SUPPLIED RECORDS.
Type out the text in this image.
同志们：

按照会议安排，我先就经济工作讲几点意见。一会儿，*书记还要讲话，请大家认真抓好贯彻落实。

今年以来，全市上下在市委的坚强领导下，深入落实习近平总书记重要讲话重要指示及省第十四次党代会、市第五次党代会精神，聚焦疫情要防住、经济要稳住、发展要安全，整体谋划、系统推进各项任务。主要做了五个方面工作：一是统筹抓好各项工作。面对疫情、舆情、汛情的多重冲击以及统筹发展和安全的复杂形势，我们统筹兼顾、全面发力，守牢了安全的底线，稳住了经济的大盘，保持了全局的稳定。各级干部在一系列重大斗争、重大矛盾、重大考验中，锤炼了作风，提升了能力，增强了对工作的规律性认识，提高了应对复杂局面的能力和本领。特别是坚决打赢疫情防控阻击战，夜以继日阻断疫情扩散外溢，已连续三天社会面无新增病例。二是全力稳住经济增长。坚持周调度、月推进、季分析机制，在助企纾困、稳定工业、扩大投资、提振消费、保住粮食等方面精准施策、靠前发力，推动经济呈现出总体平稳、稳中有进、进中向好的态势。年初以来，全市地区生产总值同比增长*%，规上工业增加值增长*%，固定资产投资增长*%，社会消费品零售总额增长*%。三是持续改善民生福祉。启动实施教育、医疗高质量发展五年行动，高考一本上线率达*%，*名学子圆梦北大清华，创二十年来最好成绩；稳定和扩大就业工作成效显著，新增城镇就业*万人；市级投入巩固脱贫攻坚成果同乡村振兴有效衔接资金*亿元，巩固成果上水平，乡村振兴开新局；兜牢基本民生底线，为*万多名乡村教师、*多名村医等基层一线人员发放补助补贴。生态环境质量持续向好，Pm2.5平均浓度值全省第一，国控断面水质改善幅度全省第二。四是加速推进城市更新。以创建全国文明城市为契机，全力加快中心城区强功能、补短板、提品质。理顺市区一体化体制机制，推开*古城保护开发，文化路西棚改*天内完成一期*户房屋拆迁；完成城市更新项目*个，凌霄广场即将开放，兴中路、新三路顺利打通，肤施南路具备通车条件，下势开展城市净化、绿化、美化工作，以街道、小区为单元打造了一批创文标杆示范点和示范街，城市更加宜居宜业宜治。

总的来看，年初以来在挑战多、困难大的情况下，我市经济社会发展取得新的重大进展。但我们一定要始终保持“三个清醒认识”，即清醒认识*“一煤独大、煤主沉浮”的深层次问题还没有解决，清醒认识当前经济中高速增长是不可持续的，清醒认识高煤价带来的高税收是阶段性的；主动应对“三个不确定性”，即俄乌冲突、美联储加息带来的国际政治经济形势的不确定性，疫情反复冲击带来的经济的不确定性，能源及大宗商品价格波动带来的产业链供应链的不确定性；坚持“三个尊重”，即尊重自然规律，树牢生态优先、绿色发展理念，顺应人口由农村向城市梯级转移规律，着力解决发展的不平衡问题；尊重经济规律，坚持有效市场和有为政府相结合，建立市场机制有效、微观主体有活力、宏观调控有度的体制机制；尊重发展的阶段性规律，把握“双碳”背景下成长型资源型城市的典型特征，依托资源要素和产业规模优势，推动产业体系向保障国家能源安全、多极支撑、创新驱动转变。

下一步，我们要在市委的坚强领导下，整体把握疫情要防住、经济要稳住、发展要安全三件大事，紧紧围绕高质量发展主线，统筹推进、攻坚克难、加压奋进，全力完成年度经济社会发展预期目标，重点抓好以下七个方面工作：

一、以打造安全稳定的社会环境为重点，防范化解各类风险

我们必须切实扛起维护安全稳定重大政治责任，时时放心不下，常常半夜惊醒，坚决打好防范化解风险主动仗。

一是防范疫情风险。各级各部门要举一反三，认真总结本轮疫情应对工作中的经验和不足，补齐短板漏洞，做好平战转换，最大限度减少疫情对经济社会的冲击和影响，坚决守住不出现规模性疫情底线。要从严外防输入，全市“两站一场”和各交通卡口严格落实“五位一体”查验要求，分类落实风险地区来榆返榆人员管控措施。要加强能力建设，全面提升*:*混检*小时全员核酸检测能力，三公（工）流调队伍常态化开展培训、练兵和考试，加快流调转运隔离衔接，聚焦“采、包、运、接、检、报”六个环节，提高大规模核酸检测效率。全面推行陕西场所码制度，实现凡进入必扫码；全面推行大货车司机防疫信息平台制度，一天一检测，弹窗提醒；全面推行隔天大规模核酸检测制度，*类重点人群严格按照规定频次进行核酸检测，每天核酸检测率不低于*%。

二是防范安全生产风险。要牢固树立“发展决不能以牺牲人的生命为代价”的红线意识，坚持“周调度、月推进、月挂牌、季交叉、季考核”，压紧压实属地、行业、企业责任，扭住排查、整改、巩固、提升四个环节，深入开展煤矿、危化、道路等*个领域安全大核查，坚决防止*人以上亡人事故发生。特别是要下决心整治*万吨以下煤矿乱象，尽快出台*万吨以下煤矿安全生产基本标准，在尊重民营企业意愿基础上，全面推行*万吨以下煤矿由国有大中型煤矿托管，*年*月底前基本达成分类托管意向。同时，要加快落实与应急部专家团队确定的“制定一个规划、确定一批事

PROBLEM REQUIREMENTS. Transcribe the data. Leave every line exactly as it is.

PROBLEM SOLUTION.
Type out the text in this image.
同志们：

按照会议安排，我先就经济工作讲几点意见。一会儿，*书记还要讲话，请大家认真抓好贯彻落实。

今年以来，全市上下在市委的坚强领导下，深入落实习近平总书记重要讲话重要指示及省第十四次党代会、市第五次党代会精神，聚焦疫情要防住、经济要稳住、发展要安全，整体谋划、系统推进各项任务。主要做了五个方面工作：一是统筹抓好各项工作。面对疫情、舆情、汛情的多重冲击以及统筹发展和安全的复杂形势，我们统筹兼顾、全面发力，守牢了安全的底线，稳住了经济的大盘，保持了全局的稳定。各级干部在一系列重大斗争、重大矛盾、重大考验中，锤炼了作风，提升了能力，增强了对工作的规律性认识，提高了应对复杂局面的能力和本领。特别是坚决打赢疫情防控阻击战，夜以继日阻断疫情扩散外溢，已连续三天社会面无新增病例。二是全力稳住经济增长。坚持周调度、月推进、季分析机制，在助企纾困、稳定工业、扩大投资、提振消费、保住粮食等方面精准施策、靠前发力，推动经济呈现出总体平稳、稳中有进、进中向好的态势。年初以来，全市地区生产总值同比增长*%，规上工业增加值增长*%，固定资产投资增长*%，社会消费品零售总额增长*%。三是持续改善民生福祉。启动实施教育、医疗高质量发展五年行动，高考一本上线率达*%，*名学子圆梦北大清华，创二十年来最好成绩；稳定和扩大就业工作成效显著，新增城镇就业*万人；市级投入巩固脱贫攻坚成果同乡村振兴有效衔接资金*亿元，巩固成果上水平，乡村振兴开新局；兜牢基本民生底线，为*万多名乡村教师、*多名村医等基层一线人员发放补助补贴。生态环境质量持续向好，Pm2.5平均浓度值全省第一，国控断面水质改善幅度全省第二。四是加速推进城市更新。以创建全国文明城市为契机，全力加快中心城区强功能、补短板、提品质。理顺市区一体化体制机制，推开*古城保护开发，文化路西棚改*天内完成一期*户房屋拆迁；完成城市更新项目*个，凌霄广场即将开放，兴中路、新三路顺利打通，肤施南路具备通车条件，下势开展城市净化、绿化、美化工作，以街道、小区为单元打造了一批创文标杆示范点和示范街，城市更加宜居宜业宜治。

总的来看，年初以来在挑战多、困难大的情况下，我市经济社会发展取得新的重大进展。但我们一定要始终保持“三个清醒认识”，即清醒认识*“一煤独大、煤主沉浮”的深层次问题还没有解决，清醒认识当前经济中高速增长是不可持续的，清醒认识高煤价带来的高税收是阶段性的；主动应对“三个不确定性”，即俄乌冲突、美联储加息带来的国际政治经济形势的不确定性，疫情反复冲击带来的经济的不确定性，能源及大宗商品价格波动带来的产业链供应链的不确定性；坚持“三个尊重”，即尊重自然规律，树牢生态优先、绿色发展理念，顺应人口由农村向城市梯级转移规律，着力解决发展的不平衡问题；尊重经济规律，坚持有效市场和有为政府相结合，建立市场机制有效、微观主体有活力、宏观调控有度的体制机制；尊重发展的阶段性规律，把握“双碳”背景下成长型资源型城市的典型特征，依托资源要素和产业规模优势，推动产业体系向保障国家能源安全、多极支撑、创新驱动转变。

下一步，我们要在市委的坚强领导下，整体把握疫情要防住、经济要稳住、发展要安全三件大事，紧紧围绕高质量发展主线，统筹推进、攻坚克难、加压奋进，全力完成年度经济社会发展预期目标，重点抓好以下七个方面工作：

一、以打造安全稳定的社会环境为重点，防范化解各类风险

我们必须切实扛起维护安全稳定重大政治责任，时时放心不下，常常半夜惊醒，坚决打好防范化解风险主动仗。

一是防范疫情风险。各级各部门要举一反三，认真总结本轮疫情应对工作中的经验和不足，补齐短板漏洞，做好平战转换，最大限度减少疫情对经济社会的冲击和影响，坚决守住不出现规模性疫情底线。要从严外防输入，全市“两站一场”和各交通卡口严格落实“五位一体”查验要求，分类落实风险地区来榆返榆人员管控措施。要加强能力建设，全面提升*:*混检*小时全员核酸检测能力，三公（工）流调队伍常态化开展培训、练兵和考试，加快流调转运隔离衔接，聚焦“采、包、运、接、检、报”六个环节，提高大规模核酸检测效率。全面推行陕西场所码制度，实现凡进入必扫码；全面推行大货车司机防疫信息平台制度，一天一检测，弹窗提醒；全面推行隔天大规模核酸检测制度，*类重点人群严格按照规定频次进行核酸检测，每天核酸检测率不低于*%。

二是防范安全生产风险。要牢固树立“发展决不能以牺牲人的生命为代价”的红线意识，坚持“周调度、月推进、月挂牌、季交叉、季考核”，压紧压实属地、行业、企业责任，扭住排查、整改、巩固、提升四个环节，深入开展煤矿、危化、道路等*个领域安全大核查，坚决防止*人以上亡人事故发生。特别是要下决心整治*万吨以下煤矿乱象，尽快出台*万吨以下煤矿安全生产基本标准，在尊重民营企业意愿基础上，全面推行*万吨以下煤矿由国有大中型煤矿托管，*年*月底前基本达成分类托管意向。同时，要加快落实与应急部专家团队确定的“制定一个规划、确定一批事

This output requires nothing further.